## Dataset items
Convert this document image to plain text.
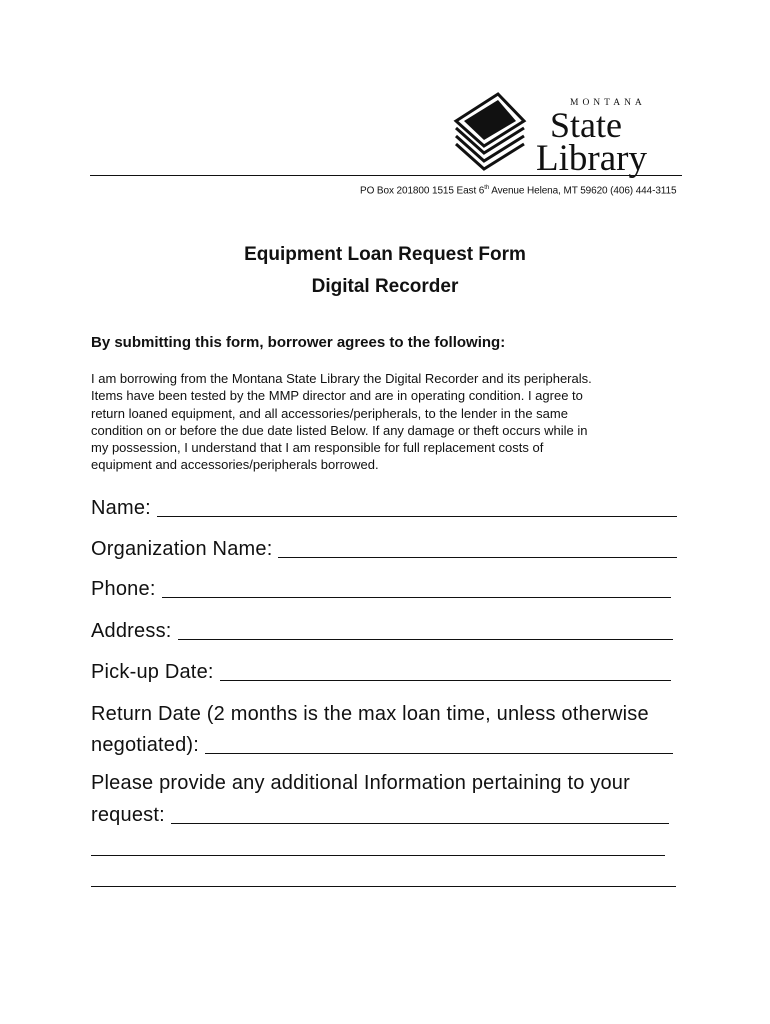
MONTANA
State
Library
PO Box 201800 1515 East 6th Avenue Helena, MT 59620 (406) 444-3115
Equipment Loan Request Form
Digital Recorder
By submitting this form, borrower agrees to the following:
I am borrowing from the Montana State Library the Digital Recorder and its peripherals.
Items have been tested by the MMP director and are in operating condition. I agree to
return loaned equipment, and all accessories/peripherals, to the lender in the same
condition on or before the due date listed Below. If any damage or theft occurs while in
my possession, I understand that I am responsible for full replacement costs of
equipment and accessories/peripherals borrowed.
Name:
Organization Name:
Phone:
Address:
Pick-up Date:
Return Date (2 months is the max loan time, unless otherwise
negotiated):
Please provide any additional Information pertaining to your
request:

## What is expected
Using the material above, set down every line exactly, but skip the pictures.

## Solution to the problem
Convert this document image to plain text.
MONTANA
State
Library
PO Box 201800 1515 East 6th Avenue Helena, MT 59620 (406) 444-3115
Equipment Loan Request Form
Digital Recorder
By submitting this form, borrower agrees to the following:
I am borrowing from the Montana State Library the Digital Recorder and its peripherals.
Items have been tested by the MMP director and are in operating condition. I agree to
return loaned equipment, and all accessories/peripherals, to the lender in the same
condition on or before the due date listed Below. If any damage or theft occurs while in
my possession, I understand that I am responsible for full replacement costs of
equipment and accessories/peripherals borrowed.
Name:
Organization Name:
Phone:
Address:
Pick-up Date:
Return Date (2 months is the max loan time, unless otherwise
negotiated):
Please provide any additional Information pertaining to your
request:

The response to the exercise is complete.